Extract the full set of records, then give each one again exactly.
### Information provided
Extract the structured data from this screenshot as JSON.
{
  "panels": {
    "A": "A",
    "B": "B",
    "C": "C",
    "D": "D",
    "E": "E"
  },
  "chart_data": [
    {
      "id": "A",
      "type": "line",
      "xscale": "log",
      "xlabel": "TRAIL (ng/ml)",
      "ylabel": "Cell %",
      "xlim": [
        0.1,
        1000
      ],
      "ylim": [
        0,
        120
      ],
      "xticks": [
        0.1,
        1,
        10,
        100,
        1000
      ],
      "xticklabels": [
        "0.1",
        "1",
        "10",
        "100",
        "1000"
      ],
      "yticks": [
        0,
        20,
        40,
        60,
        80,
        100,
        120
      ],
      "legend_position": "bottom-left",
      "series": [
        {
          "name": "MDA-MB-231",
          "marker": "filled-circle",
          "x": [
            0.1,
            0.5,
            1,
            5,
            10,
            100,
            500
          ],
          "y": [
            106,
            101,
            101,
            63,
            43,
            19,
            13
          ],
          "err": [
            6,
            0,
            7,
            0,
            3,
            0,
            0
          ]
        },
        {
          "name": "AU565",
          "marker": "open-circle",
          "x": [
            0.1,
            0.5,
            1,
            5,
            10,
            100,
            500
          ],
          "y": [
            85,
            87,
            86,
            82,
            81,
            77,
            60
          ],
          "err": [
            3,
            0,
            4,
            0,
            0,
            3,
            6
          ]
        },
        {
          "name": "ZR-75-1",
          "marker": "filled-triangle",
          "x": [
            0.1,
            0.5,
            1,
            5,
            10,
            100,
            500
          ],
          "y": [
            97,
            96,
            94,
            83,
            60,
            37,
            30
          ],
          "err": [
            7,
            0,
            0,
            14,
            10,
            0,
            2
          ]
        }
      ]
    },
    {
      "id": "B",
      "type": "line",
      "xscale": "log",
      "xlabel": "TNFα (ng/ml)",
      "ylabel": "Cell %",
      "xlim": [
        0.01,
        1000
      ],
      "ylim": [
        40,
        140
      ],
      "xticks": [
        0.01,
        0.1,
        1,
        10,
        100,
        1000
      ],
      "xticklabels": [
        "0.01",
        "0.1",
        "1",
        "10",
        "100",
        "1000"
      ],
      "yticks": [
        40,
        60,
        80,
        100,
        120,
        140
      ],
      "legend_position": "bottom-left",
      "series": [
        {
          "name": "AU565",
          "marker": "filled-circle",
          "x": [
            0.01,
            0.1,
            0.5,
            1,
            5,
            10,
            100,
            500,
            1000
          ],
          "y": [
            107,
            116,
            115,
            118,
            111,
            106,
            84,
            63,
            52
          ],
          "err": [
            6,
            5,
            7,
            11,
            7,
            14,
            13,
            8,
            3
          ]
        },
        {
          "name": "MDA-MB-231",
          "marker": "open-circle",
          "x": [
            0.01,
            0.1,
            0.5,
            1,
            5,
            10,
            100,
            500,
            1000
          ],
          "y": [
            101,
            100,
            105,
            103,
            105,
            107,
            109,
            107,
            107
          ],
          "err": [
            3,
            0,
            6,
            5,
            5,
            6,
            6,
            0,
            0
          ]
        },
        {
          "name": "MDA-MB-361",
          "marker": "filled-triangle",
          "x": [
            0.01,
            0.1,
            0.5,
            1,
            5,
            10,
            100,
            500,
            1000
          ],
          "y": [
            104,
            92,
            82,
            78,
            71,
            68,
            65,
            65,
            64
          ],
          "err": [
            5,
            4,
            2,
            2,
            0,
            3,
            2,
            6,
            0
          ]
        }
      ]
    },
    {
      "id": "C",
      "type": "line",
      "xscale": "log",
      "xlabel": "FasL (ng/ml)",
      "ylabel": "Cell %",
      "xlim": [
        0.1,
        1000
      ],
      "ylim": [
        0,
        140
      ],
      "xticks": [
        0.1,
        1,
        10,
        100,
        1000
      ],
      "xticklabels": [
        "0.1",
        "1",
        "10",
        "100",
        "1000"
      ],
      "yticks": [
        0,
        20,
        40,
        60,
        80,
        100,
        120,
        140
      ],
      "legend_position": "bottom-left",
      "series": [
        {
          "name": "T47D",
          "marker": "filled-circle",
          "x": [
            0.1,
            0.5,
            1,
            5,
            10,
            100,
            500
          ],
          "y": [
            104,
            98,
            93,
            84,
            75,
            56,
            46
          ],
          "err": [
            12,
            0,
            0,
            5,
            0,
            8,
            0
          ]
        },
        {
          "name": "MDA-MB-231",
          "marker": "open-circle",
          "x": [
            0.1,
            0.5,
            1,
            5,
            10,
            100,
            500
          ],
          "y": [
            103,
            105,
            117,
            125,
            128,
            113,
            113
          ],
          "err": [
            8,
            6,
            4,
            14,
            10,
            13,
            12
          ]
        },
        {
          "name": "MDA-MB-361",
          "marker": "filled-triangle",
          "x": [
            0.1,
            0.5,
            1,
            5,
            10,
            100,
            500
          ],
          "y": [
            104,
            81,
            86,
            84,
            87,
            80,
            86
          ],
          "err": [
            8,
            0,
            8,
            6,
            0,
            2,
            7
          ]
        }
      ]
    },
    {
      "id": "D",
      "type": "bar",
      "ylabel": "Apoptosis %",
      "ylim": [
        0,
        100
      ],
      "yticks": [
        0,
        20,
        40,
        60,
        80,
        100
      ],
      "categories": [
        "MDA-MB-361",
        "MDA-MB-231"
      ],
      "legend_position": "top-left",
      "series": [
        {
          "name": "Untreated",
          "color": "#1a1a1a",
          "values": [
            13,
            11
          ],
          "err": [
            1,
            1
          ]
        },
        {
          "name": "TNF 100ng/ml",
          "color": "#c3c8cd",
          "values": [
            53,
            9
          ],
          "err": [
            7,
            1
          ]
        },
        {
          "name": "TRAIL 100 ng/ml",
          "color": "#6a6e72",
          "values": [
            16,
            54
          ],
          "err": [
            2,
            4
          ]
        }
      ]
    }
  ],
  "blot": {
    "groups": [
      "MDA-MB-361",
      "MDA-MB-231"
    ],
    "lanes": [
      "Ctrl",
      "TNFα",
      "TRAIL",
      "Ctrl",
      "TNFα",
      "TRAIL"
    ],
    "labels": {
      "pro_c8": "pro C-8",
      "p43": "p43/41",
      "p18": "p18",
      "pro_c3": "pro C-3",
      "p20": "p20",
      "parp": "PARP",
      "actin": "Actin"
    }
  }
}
######
### Task answer
Extract the structured data from this screenshot as JSON.
{
  "panels": {
    "A": "A",
    "B": "B",
    "C": "C",
    "D": "D",
    "E": "E"
  },
  "chart_data": [
    {
      "id": "A",
      "type": "line",
      "xscale": "log",
      "xlabel": "TRAIL (ng/ml)",
      "ylabel": "Cell %",
      "xlim": [
        0.1,
        1000
      ],
      "ylim": [
        0,
        120
      ],
      "xticks": [
        0.1,
        1,
        10,
        100,
        1000
      ],
      "xticklabels": [
        "0.1",
        "1",
        "10",
        "100",
        "1000"
      ],
      "yticks": [
        0,
        20,
        40,
        60,
        80,
        100,
        120
      ],
      "legend_position": "bottom-left",
      "series": [
        {
          "name": "MDA-MB-231",
          "marker": "filled-circle",
          "x": [
            0.1,
            0.5,
            1,
            5,
            10,
            100,
            500
          ],
          "y": [
            106,
            101,
            101,
            63,
            43,
            19,
            13
          ],
          "err": [
            6,
            0,
            7,
            0,
            3,
            0,
            0
          ]
        },
        {
          "name": "AU565",
          "marker": "open-circle",
          "x": [
            0.1,
            0.5,
            1,
            5,
            10,
            100,
            500
          ],
          "y": [
            85,
            87,
            86,
            82,
            81,
            77,
            60
          ],
          "err": [
            3,
            0,
            4,
            0,
            0,
            3,
            6
          ]
        },
        {
          "name": "ZR-75-1",
          "marker": "filled-triangle",
          "x": [
            0.1,
            0.5,
            1,
            5,
            10,
            100,
            500
          ],
          "y": [
            97,
            96,
            94,
            83,
            60,
            37,
            30
          ],
          "err": [
            7,
            0,
            0,
            14,
            10,
            0,
            2
          ]
        }
      ]
    },
    {
      "id": "B",
      "type": "line",
      "xscale": "log",
      "xlabel": "TNFα (ng/ml)",
      "ylabel": "Cell %",
      "xlim": [
        0.01,
        1000
      ],
      "ylim": [
        40,
        140
      ],
      "xticks": [
        0.01,
        0.1,
        1,
        10,
        100,
        1000
      ],
      "xticklabels": [
        "0.01",
        "0.1",
        "1",
        "10",
        "100",
        "1000"
      ],
      "yticks": [
        40,
        60,
        80,
        100,
        120,
        140
      ],
      "legend_position": "bottom-left",
      "series": [
        {
          "name": "AU565",
          "marker": "filled-circle",
          "x": [
            0.01,
            0.1,
            0.5,
            1,
            5,
            10,
            100,
            500,
            1000
          ],
          "y": [
            107,
            116,
            115,
            118,
            111,
            106,
            84,
            63,
            52
          ],
          "err": [
            6,
            5,
            7,
            11,
            7,
            14,
            13,
            8,
            3
          ]
        },
        {
          "name": "MDA-MB-231",
          "marker": "open-circle",
          "x": [
            0.01,
            0.1,
            0.5,
            1,
            5,
            10,
            100,
            500,
            1000
          ],
          "y": [
            101,
            100,
            105,
            103,
            105,
            107,
            109,
            107,
            107
          ],
          "err": [
            3,
            0,
            6,
            5,
            5,
            6,
            6,
            0,
            0
          ]
        },
        {
          "name": "MDA-MB-361",
          "marker": "filled-triangle",
          "x": [
            0.01,
            0.1,
            0.5,
            1,
            5,
            10,
            100,
            500,
            1000
          ],
          "y": [
            104,
            92,
            82,
            78,
            71,
            68,
            65,
            65,
            64
          ],
          "err": [
            5,
            4,
            2,
            2,
            0,
            3,
            2,
            6,
            0
          ]
        }
      ]
    },
    {
      "id": "C",
      "type": "line",
      "xscale": "log",
      "xlabel": "FasL (ng/ml)",
      "ylabel": "Cell %",
      "xlim": [
        0.1,
        1000
      ],
      "ylim": [
        0,
        140
      ],
      "xticks": [
        0.1,
        1,
        10,
        100,
        1000
      ],
      "xticklabels": [
        "0.1",
        "1",
        "10",
        "100",
        "1000"
      ],
      "yticks": [
        0,
        20,
        40,
        60,
        80,
        100,
        120,
        140
      ],
      "legend_position": "bottom-left",
      "series": [
        {
          "name": "T47D",
          "marker": "filled-circle",
          "x": [
            0.1,
            0.5,
            1,
            5,
            10,
            100,
            500
          ],
          "y": [
            104,
            98,
            93,
            84,
            75,
            56,
            46
          ],
          "err": [
            12,
            0,
            0,
            5,
            0,
            8,
            0
          ]
        },
        {
          "name": "MDA-MB-231",
          "marker": "open-circle",
          "x": [
            0.1,
            0.5,
            1,
            5,
            10,
            100,
            500
          ],
          "y": [
            103,
            105,
            117,
            125,
            128,
            113,
            113
          ],
          "err": [
            8,
            6,
            4,
            14,
            10,
            13,
            12
          ]
        },
        {
          "name": "MDA-MB-361",
          "marker": "filled-triangle",
          "x": [
            0.1,
            0.5,
            1,
            5,
            10,
            100,
            500
          ],
          "y": [
            104,
            81,
            86,
            84,
            87,
            80,
            86
          ],
          "err": [
            8,
            0,
            8,
            6,
            0,
            2,
            7
          ]
        }
      ]
    },
    {
      "id": "D",
      "type": "bar",
      "ylabel": "Apoptosis %",
      "ylim": [
        0,
        100
      ],
      "yticks": [
        0,
        20,
        40,
        60,
        80,
        100
      ],
      "categories": [
        "MDA-MB-361",
        "MDA-MB-231"
      ],
      "legend_position": "top-left",
      "series": [
        {
          "name": "Untreated",
          "color": "#1a1a1a",
          "values": [
            13,
            11
          ],
          "err": [
            1,
            1
          ]
        },
        {
          "name": "TNF 100ng/ml",
          "color": "#c3c8cd",
          "values": [
            53,
            9
          ],
          "err": [
            7,
            1
          ]
        },
        {
          "name": "TRAIL 100 ng/ml",
          "color": "#6a6e72",
          "values": [
            16,
            54
          ],
          "err": [
            2,
            4
          ]
        }
      ]
    }
  ],
  "blot": {
    "groups": [
      "MDA-MB-361",
      "MDA-MB-231"
    ],
    "lanes": [
      "Ctrl",
      "TNFα",
      "TRAIL",
      "Ctrl",
      "TNFα",
      "TRAIL"
    ],
    "labels": {
      "pro_c8": "pro C-8",
      "p43": "p43/41",
      "p18": "p18",
      "pro_c3": "pro C-3",
      "p20": "p20",
      "parp": "PARP",
      "actin": "Actin"
    }
  }
}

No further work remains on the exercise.